## RECORD LIST
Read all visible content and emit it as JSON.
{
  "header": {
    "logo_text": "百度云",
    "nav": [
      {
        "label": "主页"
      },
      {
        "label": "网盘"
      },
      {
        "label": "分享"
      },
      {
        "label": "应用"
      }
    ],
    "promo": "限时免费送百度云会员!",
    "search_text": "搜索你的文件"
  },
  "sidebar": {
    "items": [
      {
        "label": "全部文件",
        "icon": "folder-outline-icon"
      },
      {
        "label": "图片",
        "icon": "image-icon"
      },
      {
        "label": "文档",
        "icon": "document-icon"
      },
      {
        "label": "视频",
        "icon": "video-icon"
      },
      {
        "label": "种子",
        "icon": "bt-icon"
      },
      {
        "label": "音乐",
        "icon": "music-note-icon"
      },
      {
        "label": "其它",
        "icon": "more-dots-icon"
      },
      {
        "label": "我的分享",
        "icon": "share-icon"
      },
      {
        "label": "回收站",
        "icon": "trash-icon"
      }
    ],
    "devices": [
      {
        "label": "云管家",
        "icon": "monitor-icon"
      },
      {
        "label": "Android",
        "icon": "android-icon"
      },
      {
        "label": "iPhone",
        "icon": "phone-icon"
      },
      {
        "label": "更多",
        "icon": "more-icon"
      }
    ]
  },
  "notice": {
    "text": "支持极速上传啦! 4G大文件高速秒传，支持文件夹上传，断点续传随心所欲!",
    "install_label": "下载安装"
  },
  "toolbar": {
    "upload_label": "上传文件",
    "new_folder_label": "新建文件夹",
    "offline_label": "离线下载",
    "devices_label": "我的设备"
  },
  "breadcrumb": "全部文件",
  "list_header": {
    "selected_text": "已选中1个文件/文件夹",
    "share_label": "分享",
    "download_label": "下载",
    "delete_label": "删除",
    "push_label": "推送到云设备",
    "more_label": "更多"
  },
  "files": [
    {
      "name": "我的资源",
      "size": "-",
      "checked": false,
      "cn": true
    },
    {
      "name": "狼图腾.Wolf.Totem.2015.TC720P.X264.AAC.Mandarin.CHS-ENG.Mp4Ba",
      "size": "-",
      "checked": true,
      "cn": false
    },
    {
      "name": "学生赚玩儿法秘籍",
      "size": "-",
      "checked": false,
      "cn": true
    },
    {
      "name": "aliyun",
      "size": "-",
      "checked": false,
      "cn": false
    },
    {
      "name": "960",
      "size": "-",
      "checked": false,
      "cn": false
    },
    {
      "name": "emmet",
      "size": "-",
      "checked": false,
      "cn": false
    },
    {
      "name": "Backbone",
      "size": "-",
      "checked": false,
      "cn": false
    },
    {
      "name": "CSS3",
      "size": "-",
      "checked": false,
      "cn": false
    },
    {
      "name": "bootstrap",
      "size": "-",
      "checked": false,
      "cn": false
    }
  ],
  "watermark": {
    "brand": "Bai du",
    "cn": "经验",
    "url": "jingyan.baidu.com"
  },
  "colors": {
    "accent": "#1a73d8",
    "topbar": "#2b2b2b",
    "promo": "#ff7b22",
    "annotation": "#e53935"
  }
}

## TASK REQUIREMENTS
From the listing above, extract all records word for word.

## COMPLETE OUTPUT
Read all visible content and emit it as JSON.
{
  "header": {
    "logo_text": "百度云",
    "nav": [
      {
        "label": "主页"
      },
      {
        "label": "网盘"
      },
      {
        "label": "分享"
      },
      {
        "label": "应用"
      }
    ],
    "promo": "限时免费送百度云会员!",
    "search_text": "搜索你的文件"
  },
  "sidebar": {
    "items": [
      {
        "label": "全部文件",
        "icon": "folder-outline-icon"
      },
      {
        "label": "图片",
        "icon": "image-icon"
      },
      {
        "label": "文档",
        "icon": "document-icon"
      },
      {
        "label": "视频",
        "icon": "video-icon"
      },
      {
        "label": "种子",
        "icon": "bt-icon"
      },
      {
        "label": "音乐",
        "icon": "music-note-icon"
      },
      {
        "label": "其它",
        "icon": "more-dots-icon"
      },
      {
        "label": "我的分享",
        "icon": "share-icon"
      },
      {
        "label": "回收站",
        "icon": "trash-icon"
      }
    ],
    "devices": [
      {
        "label": "云管家",
        "icon": "monitor-icon"
      },
      {
        "label": "Android",
        "icon": "android-icon"
      },
      {
        "label": "iPhone",
        "icon": "phone-icon"
      },
      {
        "label": "更多",
        "icon": "more-icon"
      }
    ]
  },
  "notice": {
    "text": "支持极速上传啦! 4G大文件高速秒传，支持文件夹上传，断点续传随心所欲!",
    "install_label": "下载安装"
  },
  "toolbar": {
    "upload_label": "上传文件",
    "new_folder_label": "新建文件夹",
    "offline_label": "离线下载",
    "devices_label": "我的设备"
  },
  "breadcrumb": "全部文件",
  "list_header": {
    "selected_text": "已选中1个文件/文件夹",
    "share_label": "分享",
    "download_label": "下载",
    "delete_label": "删除",
    "push_label": "推送到云设备",
    "more_label": "更多"
  },
  "files": [
    {
      "name": "我的资源",
      "size": "-",
      "checked": false,
      "cn": true
    },
    {
      "name": "狼图腾.Wolf.Totem.2015.TC720P.X264.AAC.Mandarin.CHS-ENG.Mp4Ba",
      "size": "-",
      "checked": true,
      "cn": false
    },
    {
      "name": "学生赚玩儿法秘籍",
      "size": "-",
      "checked": false,
      "cn": true
    },
    {
      "name": "aliyun",
      "size": "-",
      "checked": false,
      "cn": false
    },
    {
      "name": "960",
      "size": "-",
      "checked": false,
      "cn": false
    },
    {
      "name": "emmet",
      "size": "-",
      "checked": false,
      "cn": false
    },
    {
      "name": "Backbone",
      "size": "-",
      "checked": false,
      "cn": false
    },
    {
      "name": "CSS3",
      "size": "-",
      "checked": false,
      "cn": false
    },
    {
      "name": "bootstrap",
      "size": "-",
      "checked": false,
      "cn": false
    }
  ],
  "watermark": {
    "brand": "Bai du",
    "cn": "经验",
    "url": "jingyan.baidu.com"
  },
  "colors": {
    "accent": "#1a73d8",
    "topbar": "#2b2b2b",
    "promo": "#ff7b22",
    "annotation": "#e53935"
  }
}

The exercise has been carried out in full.